Records supplied:
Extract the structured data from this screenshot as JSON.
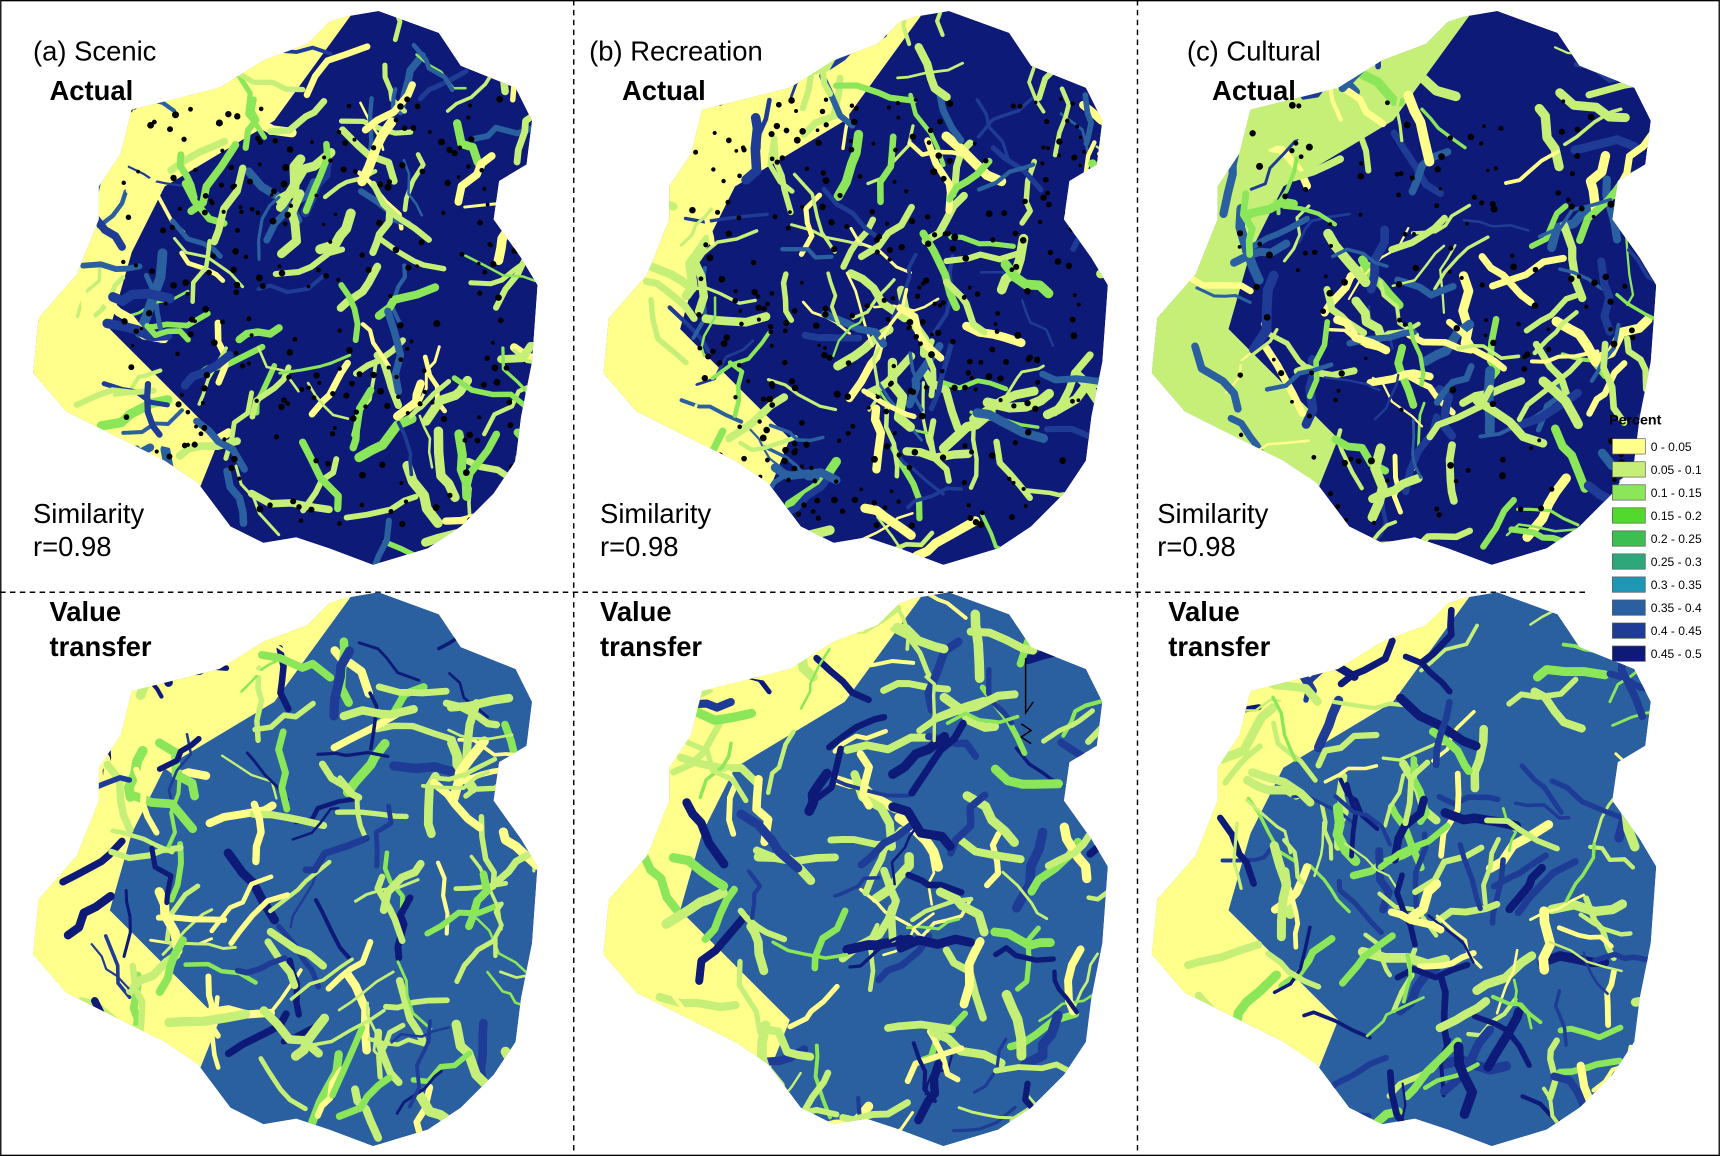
{
  "panels": [
    {
      "label": "(a) Scenic",
      "actual": "Actual",
      "similarity": "Similarity",
      "r": "r=0.98",
      "value_transfer": [
        "Value",
        "transfer"
      ]
    },
    {
      "label": "(b) Recreation",
      "actual": "Actual",
      "similarity": "Similarity",
      "r": "r=0.98",
      "value_transfer": [
        "Value",
        "transfer"
      ]
    },
    {
      "label": "(c) Cultural",
      "actual": "Actual",
      "similarity": "Similarity",
      "r": "r=0.98",
      "value_transfer": [
        "Value",
        "transfer"
      ]
    }
  ],
  "legend": {
    "title": "Percent",
    "items": [
      {
        "label": "0 - 0.05",
        "color": "#ffff8c"
      },
      {
        "label": "0.05 - 0.1",
        "color": "#c6ef78"
      },
      {
        "label": "0.1 - 0.15",
        "color": "#8ce65a"
      },
      {
        "label": "0.15 - 0.2",
        "color": "#52d92e"
      },
      {
        "label": "0.2 - 0.25",
        "color": "#3cbf50"
      },
      {
        "label": "0.25 - 0.3",
        "color": "#2ea87a"
      },
      {
        "label": "0.3 - 0.35",
        "color": "#1e96b4"
      },
      {
        "label": "0.35 - 0.4",
        "color": "#2a5fa0"
      },
      {
        "label": "0.4 - 0.45",
        "color": "#1e3c96"
      },
      {
        "label": "0.45 - 0.5",
        "color": "#0e1a78"
      }
    ]
  }
}
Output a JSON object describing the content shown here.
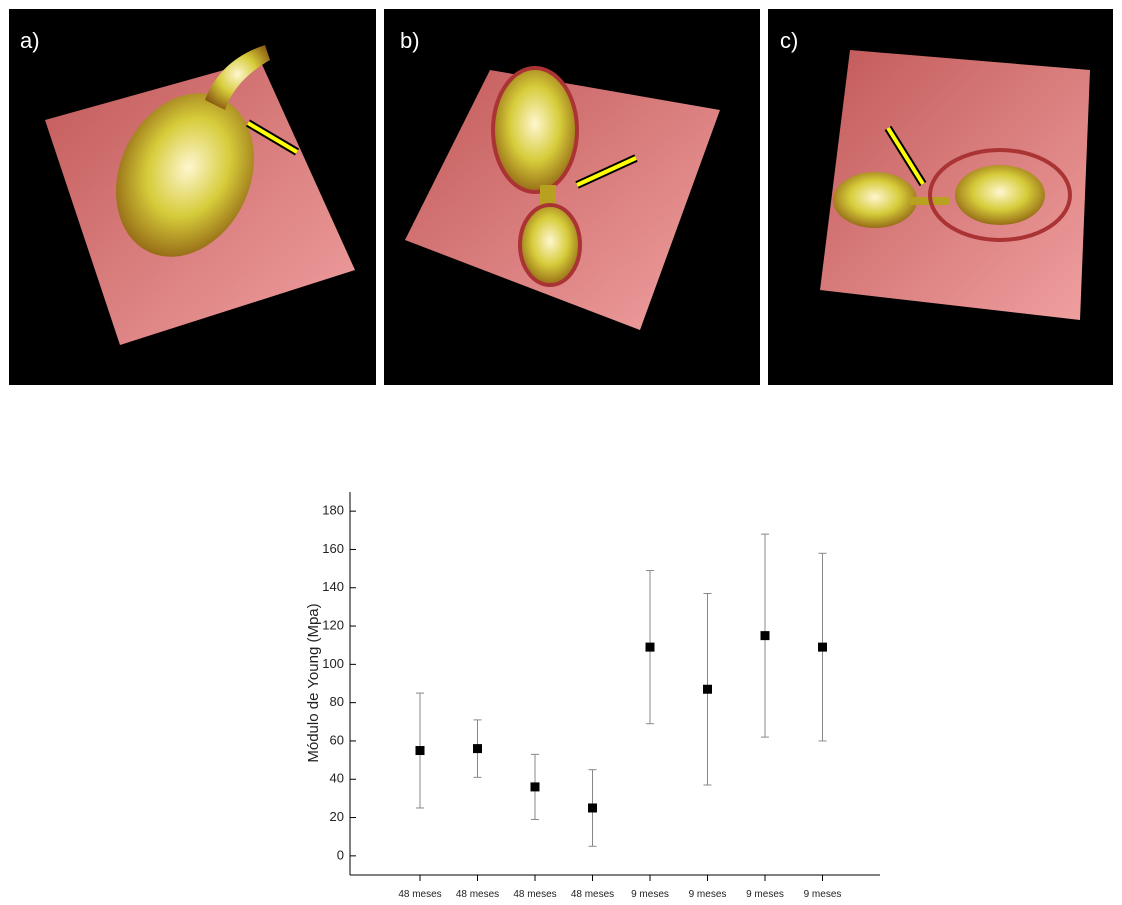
{
  "panels": [
    "a)",
    "b)",
    "c)"
  ],
  "chart_data": {
    "type": "scatter",
    "y_label": "Módulo de Young (Mpa)",
    "categories": [
      "48 meses",
      "48 meses",
      "48 meses",
      "48 meses",
      "9 meses",
      "9 meses",
      "9 meses",
      "9 meses"
    ],
    "values": [
      55,
      56,
      36,
      25,
      109,
      87,
      115,
      109
    ],
    "errors": [
      30,
      15,
      17,
      20,
      40,
      50,
      53,
      49
    ],
    "color": "#000000",
    "ylim": [
      -10,
      190
    ],
    "yticks": [
      0,
      20,
      40,
      60,
      80,
      100,
      120,
      140,
      160,
      180
    ]
  }
}
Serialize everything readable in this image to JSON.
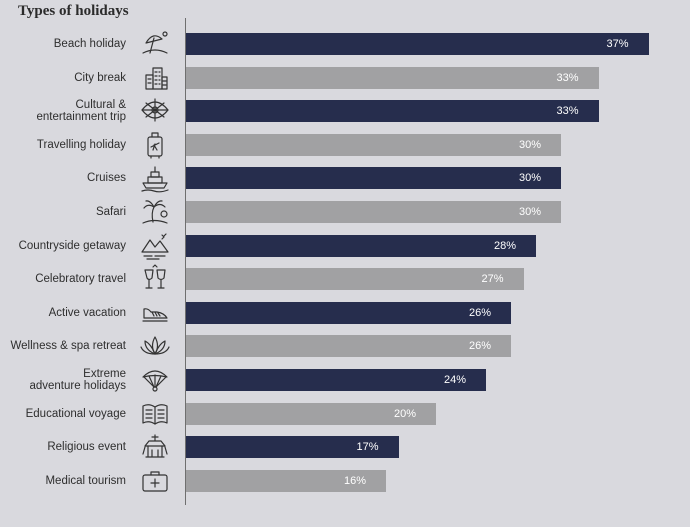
{
  "chart_data": {
    "type": "bar",
    "orientation": "horizontal",
    "title": "Types of holidays",
    "xlim": [
      0,
      40
    ],
    "grid": false,
    "legend": "none",
    "colors": {
      "dark": "#262d4d",
      "light": "#a1a1a3"
    },
    "categories": [
      {
        "label": "Beach holiday",
        "value": 37,
        "value_label": "37%",
        "shade": "dark",
        "icon": "beach-umbrella-icon"
      },
      {
        "label": "City break",
        "value": 33,
        "value_label": "33%",
        "shade": "light",
        "icon": "city-buildings-icon"
      },
      {
        "label": "Cultural &\nentertainment trip",
        "value": 33,
        "value_label": "33%",
        "shade": "dark",
        "icon": "fan-icon"
      },
      {
        "label": "Travelling holiday",
        "value": 30,
        "value_label": "30%",
        "shade": "light",
        "icon": "suitcase-icon"
      },
      {
        "label": "Cruises",
        "value": 30,
        "value_label": "30%",
        "shade": "dark",
        "icon": "cruise-ship-icon"
      },
      {
        "label": "Safari",
        "value": 30,
        "value_label": "30%",
        "shade": "light",
        "icon": "palm-tree-icon"
      },
      {
        "label": "Countryside getaway",
        "value": 28,
        "value_label": "28%",
        "shade": "dark",
        "icon": "mountains-icon"
      },
      {
        "label": "Celebratory travel",
        "value": 27,
        "value_label": "27%",
        "shade": "light",
        "icon": "champagne-glasses-icon"
      },
      {
        "label": "Active vacation",
        "value": 26,
        "value_label": "26%",
        "shade": "dark",
        "icon": "sneaker-icon"
      },
      {
        "label": "Wellness & spa retreat",
        "value": 26,
        "value_label": "26%",
        "shade": "light",
        "icon": "lotus-icon"
      },
      {
        "label": "Extreme\nadventure holidays",
        "value": 24,
        "value_label": "24%",
        "shade": "dark",
        "icon": "paraglider-icon"
      },
      {
        "label": "Educational voyage",
        "value": 20,
        "value_label": "20%",
        "shade": "light",
        "icon": "open-book-icon"
      },
      {
        "label": "Religious event",
        "value": 17,
        "value_label": "17%",
        "shade": "dark",
        "icon": "temple-icon"
      },
      {
        "label": "Medical tourism",
        "value": 16,
        "value_label": "16%",
        "shade": "light",
        "icon": "first-aid-kit-icon"
      }
    ]
  }
}
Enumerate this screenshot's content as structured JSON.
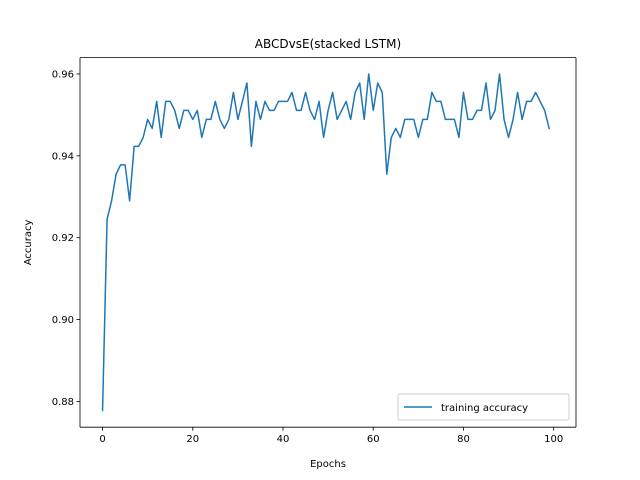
{
  "chart_data": {
    "type": "line",
    "title": "ABCDvsE(stacked LSTM)",
    "xlabel": "Epochs",
    "ylabel": "Accuracy",
    "xlim": [
      -5,
      104.95
    ],
    "ylim": [
      0.8737,
      0.964
    ],
    "xticks": [
      0,
      20,
      40,
      60,
      80,
      100
    ],
    "yticks": [
      0.88,
      0.9,
      0.92,
      0.94,
      0.96
    ],
    "ytick_labels": [
      "0.88",
      "0.90",
      "0.92",
      "0.94",
      "0.96"
    ],
    "grid": false,
    "legend_position": "lower right",
    "series": [
      {
        "name": "training accuracy",
        "color": "#1f77b4",
        "x": [
          0,
          1,
          2,
          3,
          4,
          5,
          6,
          7,
          8,
          9,
          10,
          11,
          12,
          13,
          14,
          15,
          16,
          17,
          18,
          19,
          20,
          21,
          22,
          23,
          24,
          25,
          26,
          27,
          28,
          29,
          30,
          31,
          32,
          33,
          34,
          35,
          36,
          37,
          38,
          39,
          40,
          41,
          42,
          43,
          44,
          45,
          46,
          47,
          48,
          49,
          50,
          51,
          52,
          53,
          54,
          55,
          56,
          57,
          58,
          59,
          60,
          61,
          62,
          63,
          64,
          65,
          66,
          67,
          68,
          69,
          70,
          71,
          72,
          73,
          74,
          75,
          76,
          77,
          78,
          79,
          80,
          81,
          82,
          83,
          84,
          85,
          86,
          87,
          88,
          89,
          90,
          91,
          92,
          93,
          94,
          95,
          96,
          97,
          98,
          99
        ],
        "values": [
          0.8778,
          0.9245,
          0.929,
          0.9355,
          0.9378,
          0.9378,
          0.929,
          0.9423,
          0.9423,
          0.9445,
          0.9489,
          0.9467,
          0.9533,
          0.9445,
          0.9533,
          0.9533,
          0.9511,
          0.9467,
          0.9511,
          0.9511,
          0.9489,
          0.9511,
          0.9445,
          0.9489,
          0.9489,
          0.9533,
          0.9489,
          0.9467,
          0.9489,
          0.9555,
          0.9489,
          0.9533,
          0.9578,
          0.9423,
          0.9533,
          0.9489,
          0.9533,
          0.9511,
          0.9511,
          0.9533,
          0.9533,
          0.9533,
          0.9555,
          0.9511,
          0.9511,
          0.9555,
          0.9511,
          0.9489,
          0.9533,
          0.9445,
          0.9511,
          0.9555,
          0.9489,
          0.9511,
          0.9533,
          0.9489,
          0.9555,
          0.9578,
          0.9489,
          0.96,
          0.9511,
          0.9578,
          0.9555,
          0.9355,
          0.9445,
          0.9467,
          0.9445,
          0.9489,
          0.9489,
          0.9489,
          0.9445,
          0.9489,
          0.9489,
          0.9555,
          0.9533,
          0.9533,
          0.9489,
          0.9489,
          0.9489,
          0.9445,
          0.9555,
          0.9489,
          0.9489,
          0.9511,
          0.9511,
          0.9578,
          0.9489,
          0.9511,
          0.96,
          0.9489,
          0.9445,
          0.9489,
          0.9555,
          0.9489,
          0.9533,
          0.9533,
          0.9555,
          0.9533,
          0.9511,
          0.9467
        ]
      }
    ]
  }
}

What is required: Count every line in the data that contains the word "title", then give that count and nothing else.

Correct answer: 3